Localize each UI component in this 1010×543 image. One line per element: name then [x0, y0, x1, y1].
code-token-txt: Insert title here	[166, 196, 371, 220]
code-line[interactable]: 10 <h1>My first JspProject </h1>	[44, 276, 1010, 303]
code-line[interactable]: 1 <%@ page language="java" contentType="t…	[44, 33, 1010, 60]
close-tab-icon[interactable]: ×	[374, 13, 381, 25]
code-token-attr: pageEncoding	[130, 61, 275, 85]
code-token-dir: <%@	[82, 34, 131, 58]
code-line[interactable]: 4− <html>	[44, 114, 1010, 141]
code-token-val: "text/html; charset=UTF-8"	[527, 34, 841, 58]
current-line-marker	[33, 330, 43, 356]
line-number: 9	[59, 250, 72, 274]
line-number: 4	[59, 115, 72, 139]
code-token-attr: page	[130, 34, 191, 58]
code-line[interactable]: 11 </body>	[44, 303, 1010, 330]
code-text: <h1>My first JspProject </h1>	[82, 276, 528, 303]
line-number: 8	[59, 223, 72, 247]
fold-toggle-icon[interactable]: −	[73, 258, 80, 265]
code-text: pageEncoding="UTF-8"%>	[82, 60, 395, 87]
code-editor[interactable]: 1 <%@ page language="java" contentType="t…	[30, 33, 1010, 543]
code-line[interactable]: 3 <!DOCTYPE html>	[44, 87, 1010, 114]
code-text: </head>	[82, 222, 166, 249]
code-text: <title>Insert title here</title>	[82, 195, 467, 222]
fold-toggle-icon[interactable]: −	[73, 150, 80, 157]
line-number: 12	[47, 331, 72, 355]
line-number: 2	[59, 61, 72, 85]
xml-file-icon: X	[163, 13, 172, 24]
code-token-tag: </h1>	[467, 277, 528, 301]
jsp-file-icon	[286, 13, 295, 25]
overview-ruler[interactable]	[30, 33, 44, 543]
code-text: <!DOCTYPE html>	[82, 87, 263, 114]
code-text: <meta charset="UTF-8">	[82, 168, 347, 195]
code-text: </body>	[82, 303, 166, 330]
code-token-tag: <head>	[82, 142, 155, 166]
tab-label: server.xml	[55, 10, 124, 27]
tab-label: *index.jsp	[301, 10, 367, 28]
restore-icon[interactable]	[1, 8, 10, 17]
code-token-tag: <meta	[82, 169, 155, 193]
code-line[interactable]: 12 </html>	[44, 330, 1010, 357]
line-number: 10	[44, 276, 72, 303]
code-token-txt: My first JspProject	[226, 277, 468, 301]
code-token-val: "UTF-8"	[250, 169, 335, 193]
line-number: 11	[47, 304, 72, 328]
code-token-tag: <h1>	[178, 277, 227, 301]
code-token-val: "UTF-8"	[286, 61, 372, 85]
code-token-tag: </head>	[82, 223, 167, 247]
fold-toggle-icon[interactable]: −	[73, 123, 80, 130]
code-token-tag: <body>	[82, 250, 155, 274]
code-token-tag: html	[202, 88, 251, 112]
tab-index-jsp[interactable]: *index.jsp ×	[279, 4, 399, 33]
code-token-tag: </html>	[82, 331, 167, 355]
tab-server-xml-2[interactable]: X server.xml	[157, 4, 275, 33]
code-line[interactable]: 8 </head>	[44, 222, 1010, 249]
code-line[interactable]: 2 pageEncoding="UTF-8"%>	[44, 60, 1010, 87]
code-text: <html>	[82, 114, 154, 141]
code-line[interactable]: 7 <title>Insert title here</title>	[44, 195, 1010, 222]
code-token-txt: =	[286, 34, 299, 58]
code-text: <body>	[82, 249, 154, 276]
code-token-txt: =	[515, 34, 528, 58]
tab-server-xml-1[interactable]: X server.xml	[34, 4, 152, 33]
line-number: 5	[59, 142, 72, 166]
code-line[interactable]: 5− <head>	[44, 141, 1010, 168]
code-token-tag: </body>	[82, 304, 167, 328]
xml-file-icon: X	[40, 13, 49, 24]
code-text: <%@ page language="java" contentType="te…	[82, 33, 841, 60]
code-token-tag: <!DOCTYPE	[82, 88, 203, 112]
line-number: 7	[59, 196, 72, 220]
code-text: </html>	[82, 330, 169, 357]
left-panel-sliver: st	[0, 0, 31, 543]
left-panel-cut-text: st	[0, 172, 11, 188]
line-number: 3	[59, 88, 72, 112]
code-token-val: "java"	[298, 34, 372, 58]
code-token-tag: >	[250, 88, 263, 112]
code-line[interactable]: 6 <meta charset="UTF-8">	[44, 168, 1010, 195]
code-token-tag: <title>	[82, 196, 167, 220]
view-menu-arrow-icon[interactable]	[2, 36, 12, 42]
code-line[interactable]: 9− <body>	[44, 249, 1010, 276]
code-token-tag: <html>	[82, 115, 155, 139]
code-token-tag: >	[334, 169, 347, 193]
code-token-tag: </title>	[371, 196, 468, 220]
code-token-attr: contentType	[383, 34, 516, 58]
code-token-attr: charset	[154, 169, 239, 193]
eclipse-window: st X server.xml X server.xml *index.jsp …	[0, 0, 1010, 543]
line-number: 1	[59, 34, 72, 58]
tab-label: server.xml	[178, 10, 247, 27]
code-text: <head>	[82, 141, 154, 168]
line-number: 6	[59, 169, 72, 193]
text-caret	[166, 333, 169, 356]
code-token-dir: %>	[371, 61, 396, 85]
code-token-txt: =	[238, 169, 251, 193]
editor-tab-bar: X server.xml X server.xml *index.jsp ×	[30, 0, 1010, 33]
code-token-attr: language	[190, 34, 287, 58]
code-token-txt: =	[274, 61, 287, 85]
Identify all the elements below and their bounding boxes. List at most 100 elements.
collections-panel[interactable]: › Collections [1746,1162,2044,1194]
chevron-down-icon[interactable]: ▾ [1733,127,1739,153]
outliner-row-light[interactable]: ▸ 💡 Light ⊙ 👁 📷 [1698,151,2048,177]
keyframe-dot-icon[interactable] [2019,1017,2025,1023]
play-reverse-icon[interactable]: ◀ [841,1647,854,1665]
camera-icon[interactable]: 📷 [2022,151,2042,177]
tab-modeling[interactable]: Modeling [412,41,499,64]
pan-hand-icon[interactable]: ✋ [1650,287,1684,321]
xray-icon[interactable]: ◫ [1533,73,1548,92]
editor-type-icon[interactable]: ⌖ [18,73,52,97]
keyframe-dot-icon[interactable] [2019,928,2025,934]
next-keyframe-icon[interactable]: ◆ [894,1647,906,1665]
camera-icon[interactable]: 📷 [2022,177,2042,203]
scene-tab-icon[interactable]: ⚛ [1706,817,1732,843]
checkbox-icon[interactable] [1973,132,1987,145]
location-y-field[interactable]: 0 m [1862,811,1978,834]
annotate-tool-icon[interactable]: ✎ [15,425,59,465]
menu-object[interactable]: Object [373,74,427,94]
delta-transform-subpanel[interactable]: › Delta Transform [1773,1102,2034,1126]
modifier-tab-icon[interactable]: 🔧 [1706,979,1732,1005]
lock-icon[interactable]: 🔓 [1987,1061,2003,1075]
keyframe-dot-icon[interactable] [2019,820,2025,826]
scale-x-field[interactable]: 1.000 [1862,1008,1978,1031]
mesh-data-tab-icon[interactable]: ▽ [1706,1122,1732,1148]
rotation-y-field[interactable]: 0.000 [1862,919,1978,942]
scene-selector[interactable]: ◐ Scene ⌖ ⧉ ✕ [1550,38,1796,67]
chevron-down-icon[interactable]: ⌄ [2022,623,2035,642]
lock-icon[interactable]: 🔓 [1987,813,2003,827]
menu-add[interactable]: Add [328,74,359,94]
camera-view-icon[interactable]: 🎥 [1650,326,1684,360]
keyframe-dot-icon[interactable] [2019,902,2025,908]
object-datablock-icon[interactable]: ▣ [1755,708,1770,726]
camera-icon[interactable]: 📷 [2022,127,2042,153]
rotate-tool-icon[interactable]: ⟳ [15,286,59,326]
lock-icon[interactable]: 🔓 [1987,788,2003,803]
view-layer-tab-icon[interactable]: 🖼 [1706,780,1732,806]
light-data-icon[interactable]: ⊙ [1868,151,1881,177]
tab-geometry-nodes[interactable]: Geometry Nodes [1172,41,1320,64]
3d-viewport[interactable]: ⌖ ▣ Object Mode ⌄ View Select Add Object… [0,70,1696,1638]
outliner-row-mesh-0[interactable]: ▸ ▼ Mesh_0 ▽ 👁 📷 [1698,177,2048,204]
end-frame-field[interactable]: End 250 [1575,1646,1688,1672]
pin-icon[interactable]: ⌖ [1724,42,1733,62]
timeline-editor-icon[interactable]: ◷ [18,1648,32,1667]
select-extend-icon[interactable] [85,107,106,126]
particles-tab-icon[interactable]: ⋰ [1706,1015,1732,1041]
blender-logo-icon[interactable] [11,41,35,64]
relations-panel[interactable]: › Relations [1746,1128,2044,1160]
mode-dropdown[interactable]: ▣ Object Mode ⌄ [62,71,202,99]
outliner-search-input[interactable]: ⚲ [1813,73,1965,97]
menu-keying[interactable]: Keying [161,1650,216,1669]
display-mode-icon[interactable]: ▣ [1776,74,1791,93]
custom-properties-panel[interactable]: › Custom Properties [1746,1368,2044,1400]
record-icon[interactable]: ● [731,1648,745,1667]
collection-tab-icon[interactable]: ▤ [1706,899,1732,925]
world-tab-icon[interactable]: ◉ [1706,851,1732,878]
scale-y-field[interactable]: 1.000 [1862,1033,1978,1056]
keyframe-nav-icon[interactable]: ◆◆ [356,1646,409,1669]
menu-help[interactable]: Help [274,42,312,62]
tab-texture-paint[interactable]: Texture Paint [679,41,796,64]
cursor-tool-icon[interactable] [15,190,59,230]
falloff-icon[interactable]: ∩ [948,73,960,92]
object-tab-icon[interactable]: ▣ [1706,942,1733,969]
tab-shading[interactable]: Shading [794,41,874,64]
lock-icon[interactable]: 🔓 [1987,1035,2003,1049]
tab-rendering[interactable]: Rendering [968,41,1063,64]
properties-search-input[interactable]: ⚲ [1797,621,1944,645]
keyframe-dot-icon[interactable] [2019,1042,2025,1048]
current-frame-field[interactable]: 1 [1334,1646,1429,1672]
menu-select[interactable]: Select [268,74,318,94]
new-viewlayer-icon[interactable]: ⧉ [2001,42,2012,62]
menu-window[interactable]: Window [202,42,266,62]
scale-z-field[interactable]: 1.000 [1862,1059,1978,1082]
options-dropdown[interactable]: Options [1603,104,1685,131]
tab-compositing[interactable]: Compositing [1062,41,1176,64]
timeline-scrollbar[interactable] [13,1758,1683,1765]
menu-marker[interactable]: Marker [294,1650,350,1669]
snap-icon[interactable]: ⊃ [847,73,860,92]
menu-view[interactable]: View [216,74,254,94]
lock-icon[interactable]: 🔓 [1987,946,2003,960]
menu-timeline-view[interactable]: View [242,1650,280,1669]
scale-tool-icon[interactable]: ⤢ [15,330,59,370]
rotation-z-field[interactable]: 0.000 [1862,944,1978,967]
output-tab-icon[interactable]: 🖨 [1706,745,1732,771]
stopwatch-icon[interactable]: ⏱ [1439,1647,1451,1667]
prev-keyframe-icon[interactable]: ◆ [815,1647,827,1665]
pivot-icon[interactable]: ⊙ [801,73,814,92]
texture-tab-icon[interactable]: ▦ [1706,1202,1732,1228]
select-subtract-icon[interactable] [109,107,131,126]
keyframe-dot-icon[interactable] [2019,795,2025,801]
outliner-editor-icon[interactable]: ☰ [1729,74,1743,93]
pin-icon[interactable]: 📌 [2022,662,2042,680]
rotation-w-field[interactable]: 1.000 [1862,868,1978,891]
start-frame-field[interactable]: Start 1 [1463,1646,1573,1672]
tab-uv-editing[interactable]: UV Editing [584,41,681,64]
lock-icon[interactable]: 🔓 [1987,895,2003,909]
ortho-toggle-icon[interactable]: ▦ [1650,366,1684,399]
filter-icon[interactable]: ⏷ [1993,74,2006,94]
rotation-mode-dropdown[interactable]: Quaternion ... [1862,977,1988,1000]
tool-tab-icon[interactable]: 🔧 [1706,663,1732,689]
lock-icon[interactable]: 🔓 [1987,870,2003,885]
========================================
Aim →
Reproduce verbatim the lines of the records above, from the first line up to and including the line that contains "222, 166, 249]".

The completed task →
Localize each UI component in this 1010×543 image. One line per element: name then [x0, y0, x1, y1].
code-token-txt: Insert title here	[166, 196, 371, 220]
code-line[interactable]: 10 <h1>My first JspProject </h1>	[44, 276, 1010, 303]
code-line[interactable]: 1 <%@ page language="java" contentType="t…	[44, 33, 1010, 60]
close-tab-icon[interactable]: ×	[374, 13, 381, 25]
code-token-attr: pageEncoding	[130, 61, 275, 85]
code-token-dir: <%@	[82, 34, 131, 58]
code-line[interactable]: 4− <html>	[44, 114, 1010, 141]
code-token-val: "text/html; charset=UTF-8"	[527, 34, 841, 58]
current-line-marker	[33, 330, 43, 356]
line-number: 9	[59, 250, 72, 274]
line-number: 4	[59, 115, 72, 139]
code-token-attr: page	[130, 34, 191, 58]
code-line[interactable]: 11 </body>	[44, 303, 1010, 330]
code-text: <h1>My first JspProject </h1>	[82, 276, 528, 303]
line-number: 8	[59, 223, 72, 247]
fold-toggle-icon[interactable]: −	[73, 258, 80, 265]
code-text: pageEncoding="UTF-8"%>	[82, 60, 395, 87]
code-editor[interactable]: 1 <%@ page language="java" contentType="t…	[30, 33, 1010, 543]
code-line[interactable]: 3 <!DOCTYPE html>	[44, 87, 1010, 114]
code-text: </head>	[82, 222, 166, 249]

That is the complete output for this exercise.